Translate the following sentence from the mailing-list reply on polyglot markup into French: "I've added the link to the recommendation and will publish later today."

▶ **Source excerpt**:

══════════

W3C home > Mailing lists > Public > public-html@w3.org > October 2010

RE: i18n Polyglot Markup/in-doc encoding declarations (2nd issue)

From: Eliot Graff <eliotgra@microsoft.com>
Date: Fri, 8 Oct 2010 18:30:44 +0000
To: Richard Ishida <ishida@w3.org>, 'Leif Halvard Silli' <xn--mlform-iua@xn--mlform-iua.no>
CC: "public-html@w3.org" <public-html@w3.org>, "public-i18n-core@w3.org" <public-i18n-core@w3.org>
Message-ID: <CE3A5BFD1228D84A8D9C158EEC195FD50EBCA788@TK5EX14MBXW605.wingroup.windeploy.ntdev.microsoft.com>
Thank you. I've added the link to the recommendation and will publish later today.

> -----Original Message-----
> From: Richard Ishida [mailto:ishida@w3.org]
> Sent: Friday, October 08, 2010 10:52 AM
> To: Eliot Graff; 'Leif Halvard Silli'
> Cc: public-html@w3.org; public-i18n-core@w3.org
> Subject: RE: i18n Polyglot Markup/in-doc encoding declarations (2nd issue)

══════════

▶ **Information given**:

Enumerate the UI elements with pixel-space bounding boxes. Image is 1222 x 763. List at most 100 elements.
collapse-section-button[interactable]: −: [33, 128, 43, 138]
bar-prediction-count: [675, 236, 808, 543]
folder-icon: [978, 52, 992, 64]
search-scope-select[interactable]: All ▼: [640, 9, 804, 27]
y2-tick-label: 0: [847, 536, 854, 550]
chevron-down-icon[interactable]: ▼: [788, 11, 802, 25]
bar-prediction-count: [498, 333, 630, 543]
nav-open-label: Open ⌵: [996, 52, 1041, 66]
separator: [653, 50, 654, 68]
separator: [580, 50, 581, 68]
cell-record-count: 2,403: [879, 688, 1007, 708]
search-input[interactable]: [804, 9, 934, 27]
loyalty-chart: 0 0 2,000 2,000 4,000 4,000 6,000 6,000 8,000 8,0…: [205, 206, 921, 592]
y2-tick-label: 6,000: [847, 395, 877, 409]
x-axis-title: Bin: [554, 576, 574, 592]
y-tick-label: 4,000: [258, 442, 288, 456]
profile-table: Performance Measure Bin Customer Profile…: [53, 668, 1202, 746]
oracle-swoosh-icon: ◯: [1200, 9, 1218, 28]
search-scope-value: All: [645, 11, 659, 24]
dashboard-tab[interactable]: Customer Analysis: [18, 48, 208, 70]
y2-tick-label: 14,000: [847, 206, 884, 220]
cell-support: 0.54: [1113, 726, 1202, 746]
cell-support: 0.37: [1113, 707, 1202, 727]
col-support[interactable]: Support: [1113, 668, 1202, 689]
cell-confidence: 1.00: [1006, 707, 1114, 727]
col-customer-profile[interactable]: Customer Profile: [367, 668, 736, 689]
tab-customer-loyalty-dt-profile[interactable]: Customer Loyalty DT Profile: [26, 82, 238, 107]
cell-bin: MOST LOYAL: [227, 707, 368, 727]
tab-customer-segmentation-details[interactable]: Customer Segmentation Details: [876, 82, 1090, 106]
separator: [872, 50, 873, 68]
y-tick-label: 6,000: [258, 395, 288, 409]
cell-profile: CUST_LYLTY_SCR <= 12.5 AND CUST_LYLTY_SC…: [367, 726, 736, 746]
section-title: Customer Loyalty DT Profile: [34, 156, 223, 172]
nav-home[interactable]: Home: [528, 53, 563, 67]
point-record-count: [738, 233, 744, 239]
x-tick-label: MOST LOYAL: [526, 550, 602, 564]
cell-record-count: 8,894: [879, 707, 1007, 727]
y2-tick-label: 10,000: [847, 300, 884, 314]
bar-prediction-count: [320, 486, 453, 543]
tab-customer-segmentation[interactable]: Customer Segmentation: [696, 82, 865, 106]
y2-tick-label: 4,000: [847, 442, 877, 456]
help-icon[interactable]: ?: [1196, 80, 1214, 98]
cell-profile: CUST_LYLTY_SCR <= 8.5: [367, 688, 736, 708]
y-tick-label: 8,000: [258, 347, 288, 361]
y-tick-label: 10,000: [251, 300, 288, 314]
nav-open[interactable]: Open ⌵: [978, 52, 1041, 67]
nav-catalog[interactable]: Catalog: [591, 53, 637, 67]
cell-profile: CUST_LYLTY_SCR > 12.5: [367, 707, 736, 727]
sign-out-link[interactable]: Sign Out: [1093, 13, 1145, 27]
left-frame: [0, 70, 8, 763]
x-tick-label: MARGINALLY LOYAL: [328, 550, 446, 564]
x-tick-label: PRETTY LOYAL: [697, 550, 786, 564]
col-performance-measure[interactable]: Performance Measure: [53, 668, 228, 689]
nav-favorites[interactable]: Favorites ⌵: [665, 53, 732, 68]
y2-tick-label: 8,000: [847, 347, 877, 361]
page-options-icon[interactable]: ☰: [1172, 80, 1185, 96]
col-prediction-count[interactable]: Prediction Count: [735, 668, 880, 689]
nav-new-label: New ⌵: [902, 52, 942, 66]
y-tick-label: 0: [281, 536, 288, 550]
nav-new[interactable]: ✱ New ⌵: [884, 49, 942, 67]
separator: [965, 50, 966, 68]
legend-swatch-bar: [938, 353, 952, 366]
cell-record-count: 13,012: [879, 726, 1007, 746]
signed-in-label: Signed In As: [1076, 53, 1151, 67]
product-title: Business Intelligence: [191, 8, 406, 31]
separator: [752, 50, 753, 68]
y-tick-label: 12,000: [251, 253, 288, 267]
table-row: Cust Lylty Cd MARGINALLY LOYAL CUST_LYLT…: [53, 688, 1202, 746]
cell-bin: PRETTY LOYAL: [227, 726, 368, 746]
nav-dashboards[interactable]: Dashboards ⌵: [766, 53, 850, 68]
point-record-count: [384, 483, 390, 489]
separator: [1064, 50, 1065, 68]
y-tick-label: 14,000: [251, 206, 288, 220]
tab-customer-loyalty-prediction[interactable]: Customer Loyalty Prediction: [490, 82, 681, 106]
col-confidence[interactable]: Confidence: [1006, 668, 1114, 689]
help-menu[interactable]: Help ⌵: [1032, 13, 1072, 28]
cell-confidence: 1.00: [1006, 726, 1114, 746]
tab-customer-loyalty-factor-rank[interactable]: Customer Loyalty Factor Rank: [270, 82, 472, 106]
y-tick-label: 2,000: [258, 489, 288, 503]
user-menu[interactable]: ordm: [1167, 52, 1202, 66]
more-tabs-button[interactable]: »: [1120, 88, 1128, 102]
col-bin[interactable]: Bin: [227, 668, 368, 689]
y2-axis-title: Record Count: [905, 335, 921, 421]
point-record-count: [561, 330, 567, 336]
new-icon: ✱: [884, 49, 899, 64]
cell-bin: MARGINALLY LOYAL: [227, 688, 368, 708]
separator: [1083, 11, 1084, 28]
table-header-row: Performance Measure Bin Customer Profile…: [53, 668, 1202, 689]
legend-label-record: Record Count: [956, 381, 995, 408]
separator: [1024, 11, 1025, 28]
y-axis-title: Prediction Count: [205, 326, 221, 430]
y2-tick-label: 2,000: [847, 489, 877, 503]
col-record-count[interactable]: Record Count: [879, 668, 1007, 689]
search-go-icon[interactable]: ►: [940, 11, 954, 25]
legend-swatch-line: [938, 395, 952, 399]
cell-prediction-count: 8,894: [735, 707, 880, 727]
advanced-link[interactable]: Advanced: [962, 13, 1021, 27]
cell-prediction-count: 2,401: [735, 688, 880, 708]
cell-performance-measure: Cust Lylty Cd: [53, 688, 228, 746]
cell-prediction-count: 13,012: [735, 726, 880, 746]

══════════

▶ **Problem solution**:
J'ai ajouté le lien vers la recommandation et je publierai plus tard dans la journée.